The complete listing goes into the output exactly, without its pictures.

:::

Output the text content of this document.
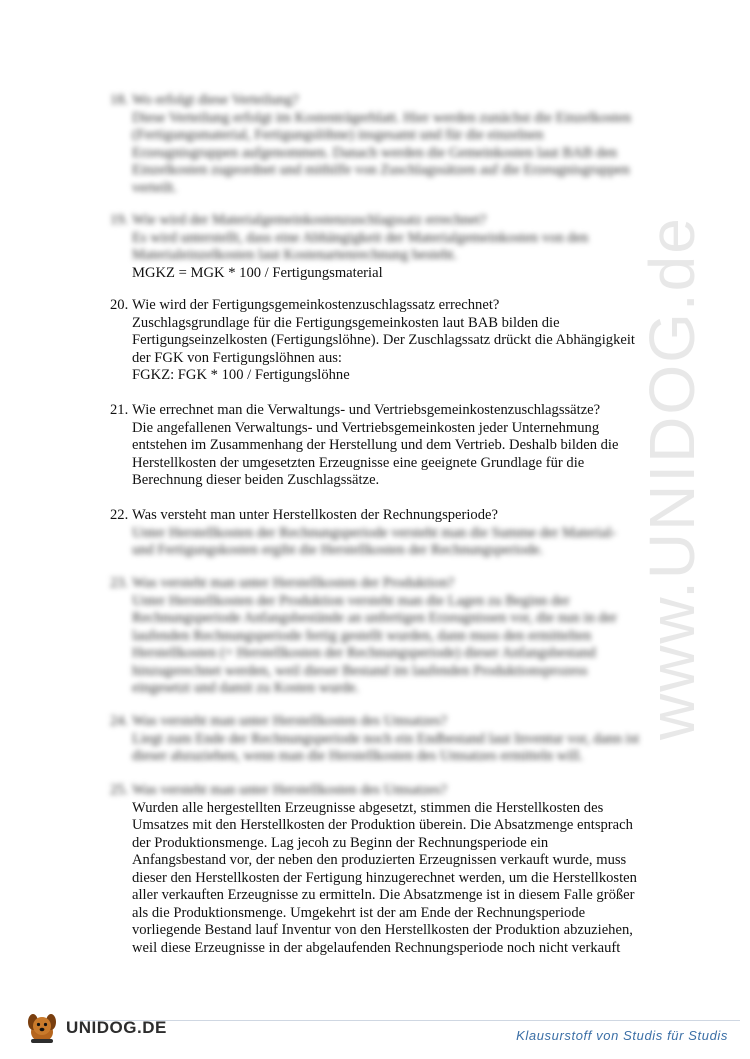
www.UNIDOG.de
18. Wo erfolgt diese Verteilung?
Diese Verteilung erfolgt im Kostenträgerblatt. Hier werden zunächst die Einzelkosten
(Fertigungsmaterial, Fertigungslöhne) insgesamt und für die einzelnen
Erzeugnisgruppen aufgenommen. Danach werden die Gemeinkosten laut BAB den
Einzelkosten zugeordnet und mithilfe von Zuschlagssätzen auf die Erzeugnisgruppen
verteilt.
19. Wie wird der Materialgemeinkostenzuschlagssatz errechnet?
Es wird unterstellt, dass eine Abhängigkeit der Materialgemeinkosten von den
Materialeinzelkosten laut Kostenartenrechnung besteht.
MGKZ = MGK * 100 / Fertigungsmaterial
20. Wie wird der Fertigungsgemeinkostenzuschlagssatz errechnet?
Zuschlagsgrundlage für die Fertigungsgemeinkosten laut BAB bilden die
Fertigungseinzelkosten (Fertigungslöhne). Der Zuschlagssatz drückt die Abhängigkeit
der FGK von Fertigungslöhnen aus:
FGKZ: FGK * 100 / Fertigungslöhne
21. Wie errechnet man die Verwaltungs- und Vertriebsgemeinkostenzuschlagssätze?
Die angefallenen Verwaltungs- und Vertriebsgemeinkosten jeder Unternehmung
entstehen im Zusammenhang der Herstellung und dem Vertrieb. Deshalb bilden die
Herstellkosten der umgesetzten Erzeugnisse eine geeignete Grundlage für die
Berechnung dieser beiden Zuschlagssätze.
22. Was versteht man unter Herstellkosten der Rechnungsperiode?
Unter Herstellkosten der Rechnungsperiode versteht man die Summe der Material-
und Fertigungskosten ergibt die Herstellkosten der Rechnungsperiode.
23. Was versteht man unter Herstellkosten der Produktion?
Unter Herstellkosten der Produktion versteht man die Lagen zu Beginn der
Rechnungsperiode Anfangsbestände an unfertigen Erzeugnissen vor, die nun in der
laufenden Rechnungsperiode fertig gestellt wurden, dann muss den ermittelten
Herstellkosten (= Herstellkosten der Rechnungsperiode) dieser Anfangsbestand
hinzugerechnet werden, weil dieser Bestand im laufenden Produktionsprozess
eingesetzt und damit zu Kosten wurde.
24. Was versteht man unter Herstellkosten des Umsatzes?
Liegt zum Ende der Rechnungsperiode noch ein Endbestand laut Inventur vor, dann ist
dieser abzuziehen, wenn man die Herstellkosten des Umsatzes ermitteln will.
25. Was versteht man unter Herstellkosten des Umsatzes?
Wurden alle hergestellten Erzeugnisse abgesetzt, stimmen die Herstellkosten des
Umsatzes mit den Herstellkosten der Produktion überein. Die Absatzmenge entsprach
der Produktionsmenge. Lag jecoh zu Beginn der Rechnungsperiode ein
Anfangsbestand vor, der neben den produzierten Erzeugnissen verkauft wurde, muss
dieser den Herstellkosten der Fertigung hinzugerechnet werden, um die Herstellkosten
aller verkauften Erzeugnisse zu ermitteln. Die Absatzmenge ist in diesem Falle größer
als die Produktionsmenge. Umgekehrt ist der am Ende der Rechnungsperiode
vorliegende Bestand lauf Inventur von den Herstellkosten der Produktion abzuziehen,
weil diese Erzeugnisse in der abgelaufenden Rechnungsperiode noch nicht verkauft
UNIDOG.DE	Klausurstoff von Studis für Studis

:::

Answer >>
Output the text content of this document.
www.UNIDOG.de
18. Wo erfolgt diese Verteilung?
Diese Verteilung erfolgt im Kostenträgerblatt. Hier werden zunächst die Einzelkosten
(Fertigungsmaterial, Fertigungslöhne) insgesamt und für die einzelnen
Erzeugnisgruppen aufgenommen. Danach werden die Gemeinkosten laut BAB den
Einzelkosten zugeordnet und mithilfe von Zuschlagssätzen auf die Erzeugnisgruppen
verteilt.
19. Wie wird der Materialgemeinkostenzuschlagssatz errechnet?
Es wird unterstellt, dass eine Abhängigkeit der Materialgemeinkosten von den
Materialeinzelkosten laut Kostenartenrechnung besteht.
MGKZ = MGK * 100 / Fertigungsmaterial
20. Wie wird der Fertigungsgemeinkostenzuschlagssatz errechnet?
Zuschlagsgrundlage für die Fertigungsgemeinkosten laut BAB bilden die
Fertigungseinzelkosten (Fertigungslöhne). Der Zuschlagssatz drückt die Abhängigkeit
der FGK von Fertigungslöhnen aus:
FGKZ: FGK * 100 / Fertigungslöhne
21. Wie errechnet man die Verwaltungs- und Vertriebsgemeinkostenzuschlagssätze?
Die angefallenen Verwaltungs- und Vertriebsgemeinkosten jeder Unternehmung
entstehen im Zusammenhang der Herstellung und dem Vertrieb. Deshalb bilden die
Herstellkosten der umgesetzten Erzeugnisse eine geeignete Grundlage für die
Berechnung dieser beiden Zuschlagssätze.
22. Was versteht man unter Herstellkosten der Rechnungsperiode?
Unter Herstellkosten der Rechnungsperiode versteht man die Summe der Material-
und Fertigungskosten ergibt die Herstellkosten der Rechnungsperiode.
23. Was versteht man unter Herstellkosten der Produktion?
Unter Herstellkosten der Produktion versteht man die Lagen zu Beginn der
Rechnungsperiode Anfangsbestände an unfertigen Erzeugnissen vor, die nun in der
laufenden Rechnungsperiode fertig gestellt wurden, dann muss den ermittelten
Herstellkosten (= Herstellkosten der Rechnungsperiode) dieser Anfangsbestand
hinzugerechnet werden, weil dieser Bestand im laufenden Produktionsprozess
eingesetzt und damit zu Kosten wurde.
24. Was versteht man unter Herstellkosten des Umsatzes?
Liegt zum Ende der Rechnungsperiode noch ein Endbestand laut Inventur vor, dann ist
dieser abzuziehen, wenn man die Herstellkosten des Umsatzes ermitteln will.
25. Was versteht man unter Herstellkosten des Umsatzes?
Wurden alle hergestellten Erzeugnisse abgesetzt, stimmen die Herstellkosten des
Umsatzes mit den Herstellkosten der Produktion überein. Die Absatzmenge entsprach
der Produktionsmenge. Lag jecoh zu Beginn der Rechnungsperiode ein
Anfangsbestand vor, der neben den produzierten Erzeugnissen verkauft wurde, muss
dieser den Herstellkosten der Fertigung hinzugerechnet werden, um die Herstellkosten
aller verkauften Erzeugnisse zu ermitteln. Die Absatzmenge ist in diesem Falle größer
als die Produktionsmenge. Umgekehrt ist der am Ende der Rechnungsperiode
vorliegende Bestand lauf Inventur von den Herstellkosten der Produktion abzuziehen,
weil diese Erzeugnisse in der abgelaufenden Rechnungsperiode noch nicht verkauft
UNIDOG.DE	Klausurstoff von Studis für Studis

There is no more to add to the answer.